# [Given problem 1]
Decide whether each statement agrees with the forum thread about a pound of lead: (a) A .440 pure lead ball weighs 128 grains. (b) One pound of lead yields roughly 60 round balls. (c) Plumber's lead usually comes in 3 pound ingots. Answer yes or no for each and quote the deciding words.
# [Given problem 2]
Pick up the forum thread about a pound of lead after its final post and write what comes next.

# [Passage shown]
# pound of lead



## dpoole (May 16, 2013)

how much does a 45cal round ball weigh? How many balls can you get out of a pound of lead?


----------



## flyfisher76544 (May 16, 2013)

Depends on what size ball you use...
Pure lead ball weight;
.440=128 grains 
.445=133 grains 

According to most reloading sites/articles.....a pound of lead is 7,000 grains.
So a .440 would be 54.68
.445 would be 52.63

So roughly 50 PRB from a 1 pound lead block.

Hope this helps!


----------



## Bernard goldsmith (May 16, 2013)

close enff for me!!
Bernie Goldsmith
Field Rep NMLRA


----------



## dpoole (May 21, 2013)

thanks


----------



## kno3mike (Sep 14, 2013)

Where can you get a pound of lead?....Tire shop?...online?


----------



## ky55 (Sep 14, 2013)

kno3mike said:


> Where can you get a pound of lead?....Tire shop?...online?



Go to a plumbing supply store and ask for a chunk of plumber's lead. It usually comes in 3 pound ingots.

# [Data block]
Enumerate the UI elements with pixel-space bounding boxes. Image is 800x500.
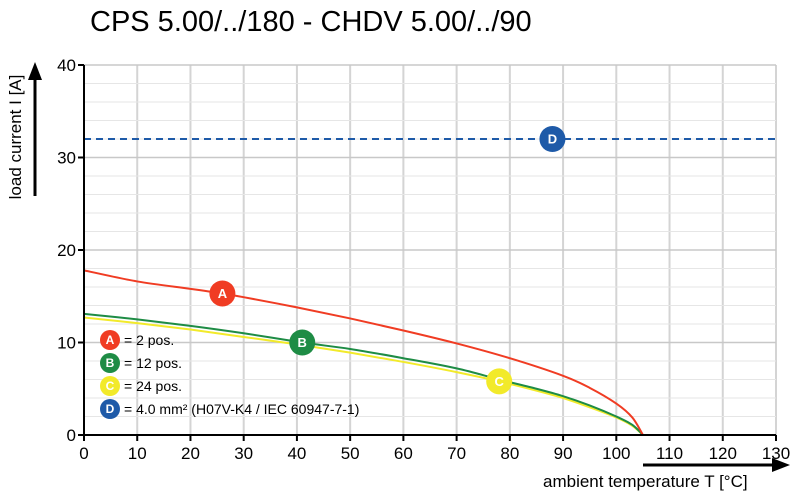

# [Written reply 1]
(a) Yes: ".440=128 grains"
(b) No: "So roughly 50 PRB from a 1 pound lead block."
(c) Yes: "It usually comes in 3 pound ingots."

# [Written reply 2]
If you're gonna cast round balls you need pure lead.


----------



## Whiteeagle (Sep 14, 2013)

kno3mike, use only pure SOFT plumbers lead! The antimony (tin) in wheel weights will ruin the rifling in your M/L gun!


----------



## Bernard goldsmith (Sep 14, 2013)

Hunting an competition pure lead. Target I use wheel weights. The ball don't touch the barrel.
Bernie Goldsmith
Field Rep NMLRA


----------



## tv_racin_fan (Sep 14, 2013)

Bernard goldsmith said:


> Hunting an competition pure lead. Target I use wheel weights. The ball don't touch the barrel.
> Bernie Goldsmith
> Field Rep NMLRA


 
I'll never understand the idea that something as soft as a lead alloy will damage the rifling in a rifle barrel or the rifling in a rifled shotgun barrel.

Were that the case a jacketted bullet would ruin a rifled barrel in no time flat. As the jacket is harder than any lead alloy.

Understanding of course that anything going down that barrel at that speed is doing some damage. Even so if pure lead is going to wear out that barrel at the 5,000 round mark wheelweights will probably shorten that life by less than 250 rounds.


----------



## Bernard goldsmith (Sep 15, 2013)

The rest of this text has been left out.